╔══
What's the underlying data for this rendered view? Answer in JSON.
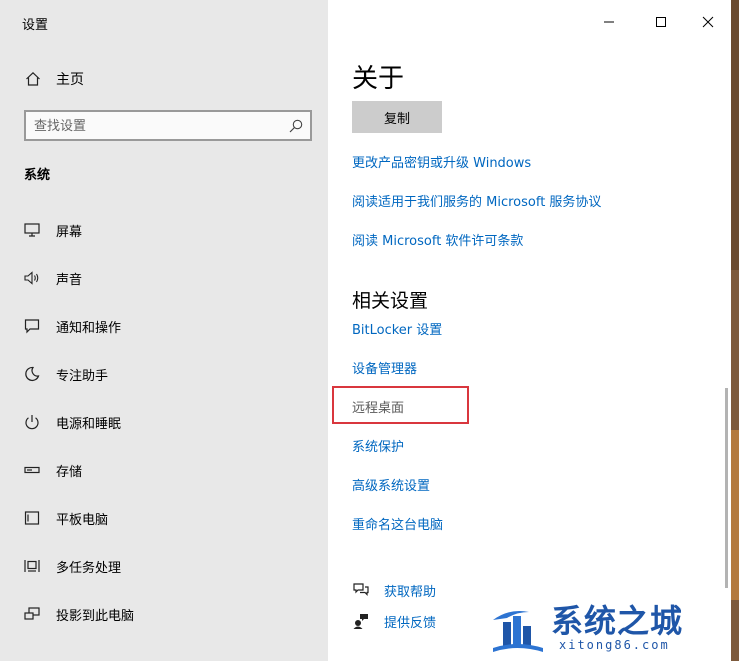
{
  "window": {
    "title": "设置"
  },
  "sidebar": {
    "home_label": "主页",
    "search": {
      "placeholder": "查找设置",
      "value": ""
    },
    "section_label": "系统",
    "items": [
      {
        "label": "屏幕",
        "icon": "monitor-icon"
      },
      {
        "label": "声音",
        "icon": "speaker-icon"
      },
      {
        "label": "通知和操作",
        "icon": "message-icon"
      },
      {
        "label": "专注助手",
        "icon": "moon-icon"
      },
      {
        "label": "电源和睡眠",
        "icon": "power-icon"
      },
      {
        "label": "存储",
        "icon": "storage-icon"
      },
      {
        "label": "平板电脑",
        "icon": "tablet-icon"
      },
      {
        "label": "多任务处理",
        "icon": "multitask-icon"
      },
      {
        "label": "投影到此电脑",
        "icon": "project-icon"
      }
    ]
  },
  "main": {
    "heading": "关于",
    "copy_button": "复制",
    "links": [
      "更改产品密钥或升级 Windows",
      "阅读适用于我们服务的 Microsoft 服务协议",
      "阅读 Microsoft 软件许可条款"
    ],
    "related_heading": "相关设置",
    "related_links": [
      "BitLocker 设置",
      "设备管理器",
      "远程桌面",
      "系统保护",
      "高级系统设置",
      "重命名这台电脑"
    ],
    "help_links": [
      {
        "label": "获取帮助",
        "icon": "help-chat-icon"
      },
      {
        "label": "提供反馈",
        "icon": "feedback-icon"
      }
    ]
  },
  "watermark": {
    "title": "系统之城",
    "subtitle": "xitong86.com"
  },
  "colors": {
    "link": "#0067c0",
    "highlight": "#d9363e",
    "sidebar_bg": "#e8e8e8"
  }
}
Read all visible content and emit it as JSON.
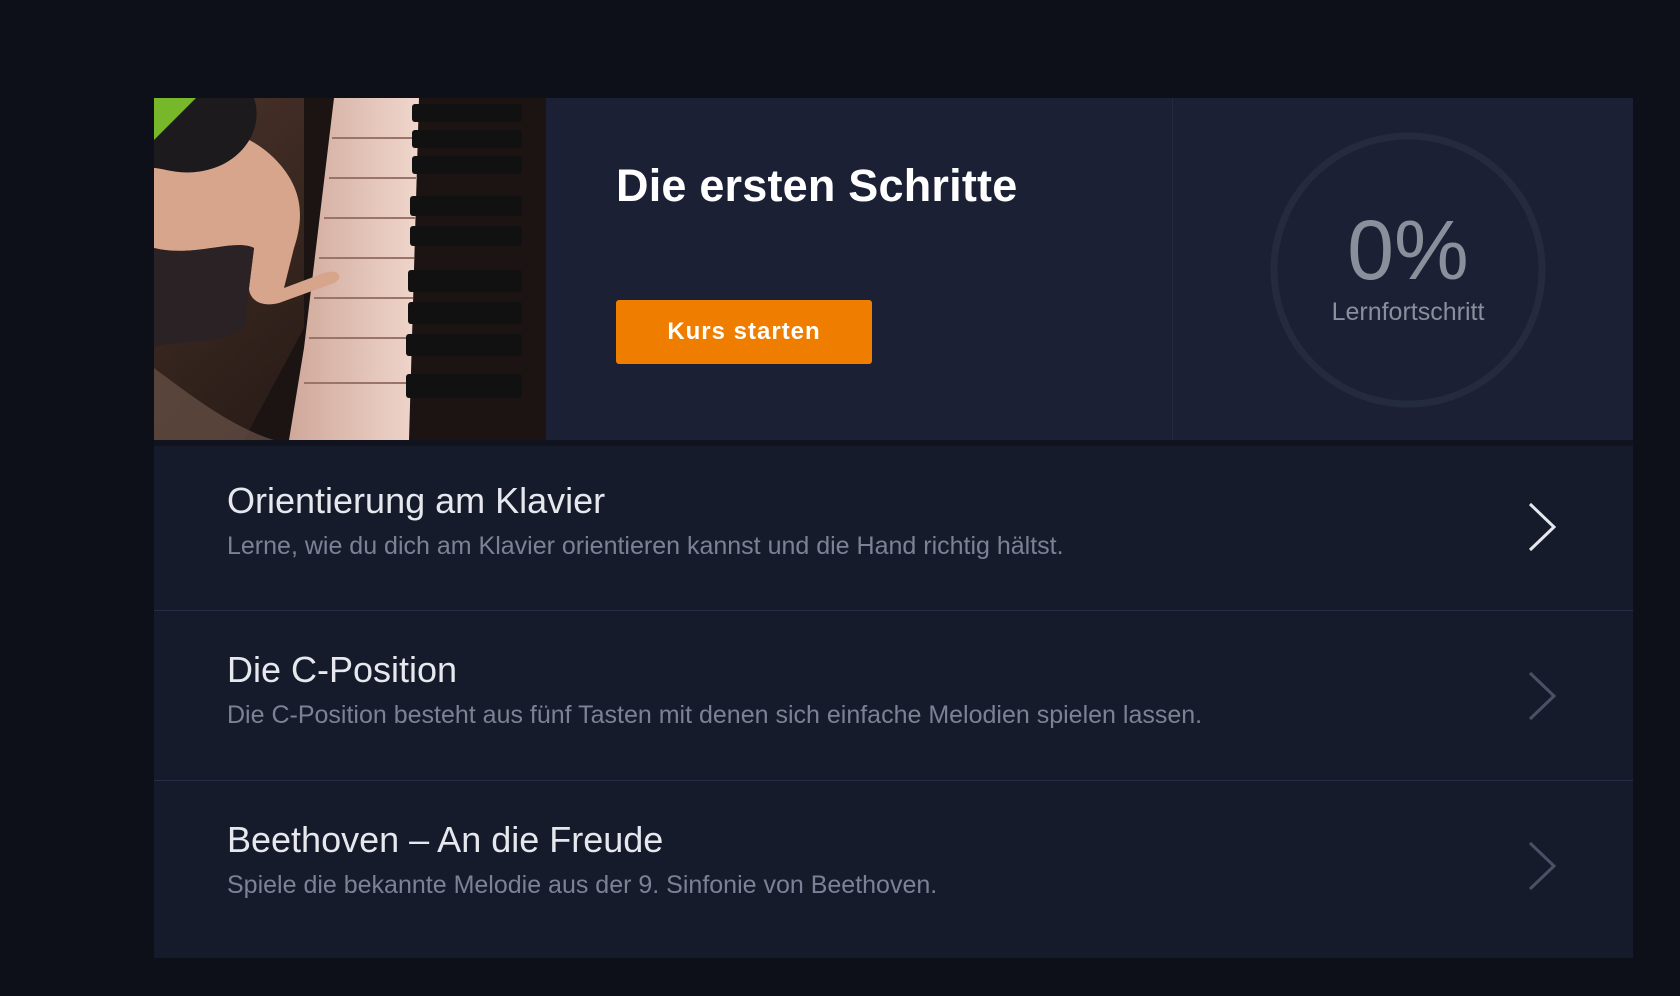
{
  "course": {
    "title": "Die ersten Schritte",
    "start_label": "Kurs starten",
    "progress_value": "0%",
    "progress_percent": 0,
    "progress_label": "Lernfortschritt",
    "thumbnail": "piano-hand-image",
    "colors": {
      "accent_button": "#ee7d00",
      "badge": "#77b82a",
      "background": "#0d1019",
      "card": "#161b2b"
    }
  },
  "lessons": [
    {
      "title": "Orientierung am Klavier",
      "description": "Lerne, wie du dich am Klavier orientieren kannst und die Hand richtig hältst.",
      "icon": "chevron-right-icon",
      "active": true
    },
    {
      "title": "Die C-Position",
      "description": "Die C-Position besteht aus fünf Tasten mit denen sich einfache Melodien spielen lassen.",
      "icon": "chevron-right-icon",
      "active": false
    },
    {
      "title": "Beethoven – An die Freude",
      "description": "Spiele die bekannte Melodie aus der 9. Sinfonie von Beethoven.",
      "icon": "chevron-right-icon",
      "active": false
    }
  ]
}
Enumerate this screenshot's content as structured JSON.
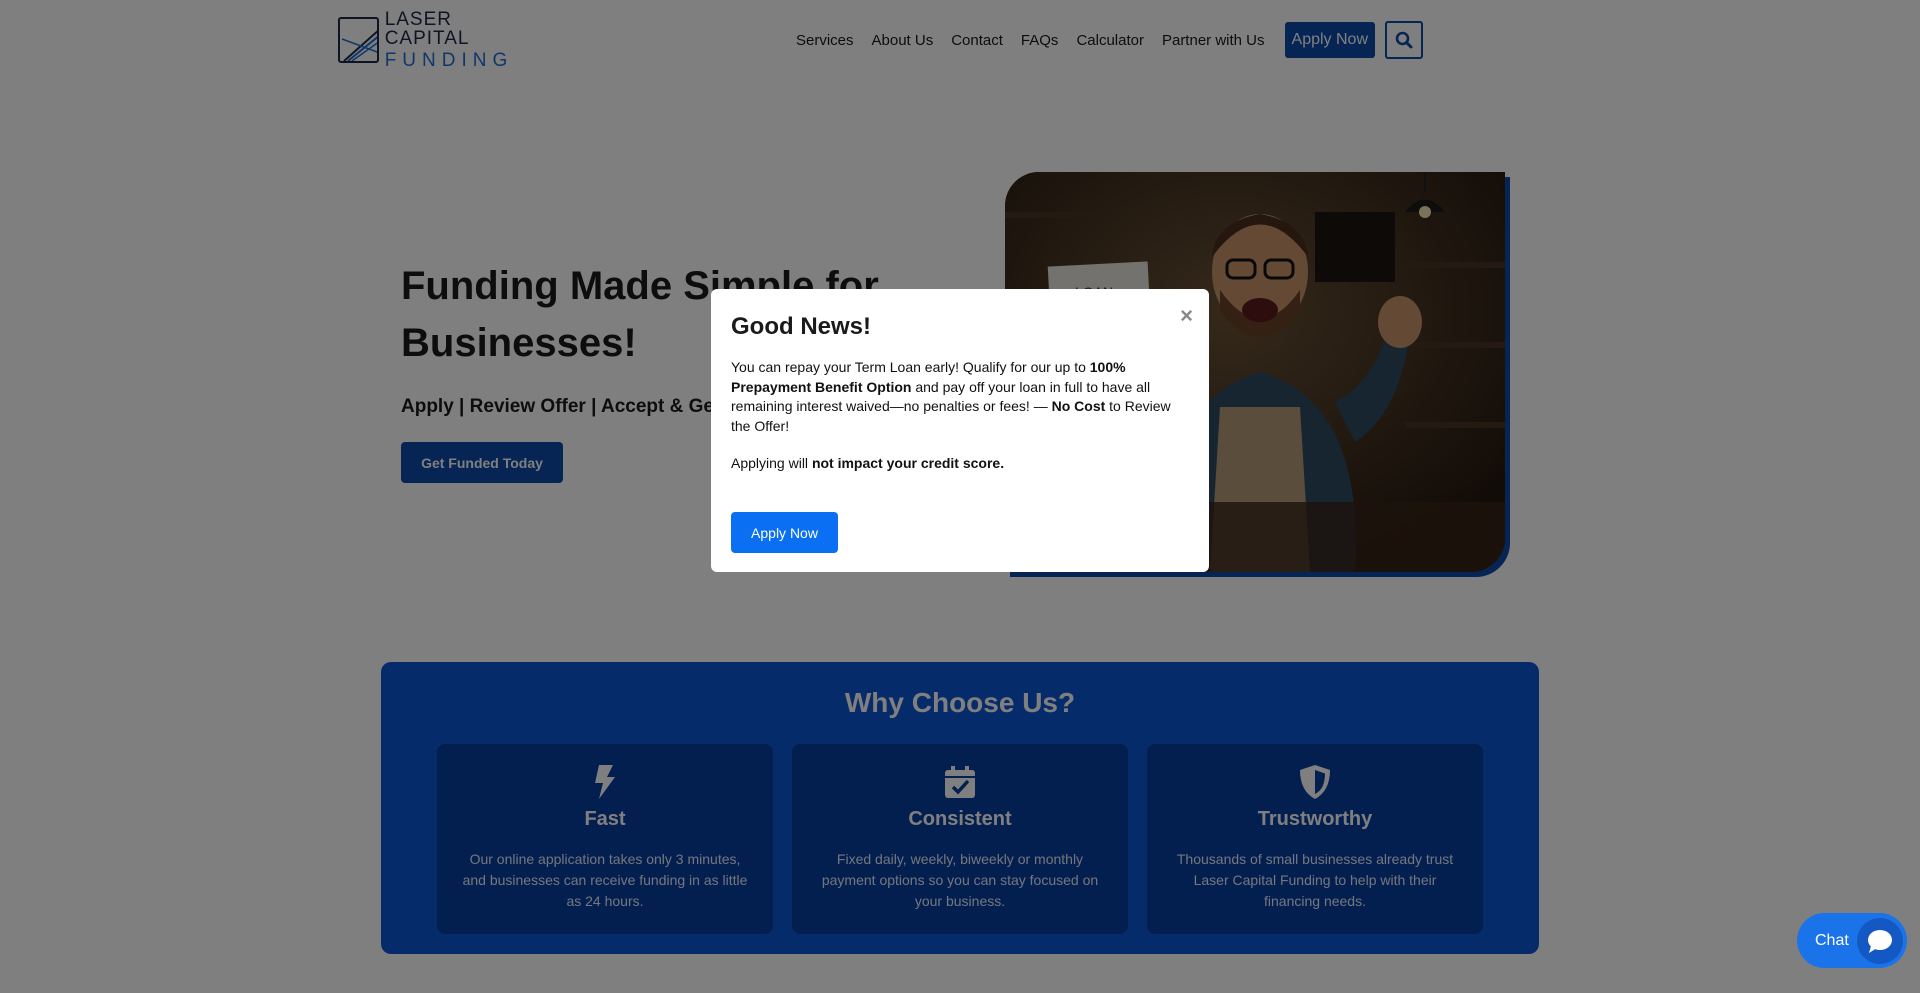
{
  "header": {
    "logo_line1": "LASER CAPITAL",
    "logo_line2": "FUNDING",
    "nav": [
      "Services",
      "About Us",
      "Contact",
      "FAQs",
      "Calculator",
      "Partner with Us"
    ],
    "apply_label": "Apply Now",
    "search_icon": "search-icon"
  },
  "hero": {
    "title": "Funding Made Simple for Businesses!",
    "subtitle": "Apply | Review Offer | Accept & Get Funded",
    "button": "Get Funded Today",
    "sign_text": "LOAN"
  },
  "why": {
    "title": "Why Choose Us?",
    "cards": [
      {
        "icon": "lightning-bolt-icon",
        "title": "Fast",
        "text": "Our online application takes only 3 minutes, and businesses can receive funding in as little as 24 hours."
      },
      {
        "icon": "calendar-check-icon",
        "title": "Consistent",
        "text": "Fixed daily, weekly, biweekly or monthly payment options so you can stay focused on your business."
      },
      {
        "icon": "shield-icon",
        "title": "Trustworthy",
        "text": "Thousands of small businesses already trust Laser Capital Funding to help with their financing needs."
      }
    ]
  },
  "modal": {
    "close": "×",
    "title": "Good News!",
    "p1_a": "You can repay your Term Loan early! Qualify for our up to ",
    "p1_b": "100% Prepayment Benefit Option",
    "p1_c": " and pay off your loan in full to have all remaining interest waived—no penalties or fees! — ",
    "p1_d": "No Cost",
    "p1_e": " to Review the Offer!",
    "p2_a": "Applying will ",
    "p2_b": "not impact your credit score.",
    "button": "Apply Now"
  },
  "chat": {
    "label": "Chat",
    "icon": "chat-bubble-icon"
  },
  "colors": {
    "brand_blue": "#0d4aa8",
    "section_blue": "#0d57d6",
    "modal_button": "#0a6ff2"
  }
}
╚══
Look through the entries above and count each line holding "Review"; report the count alone.

2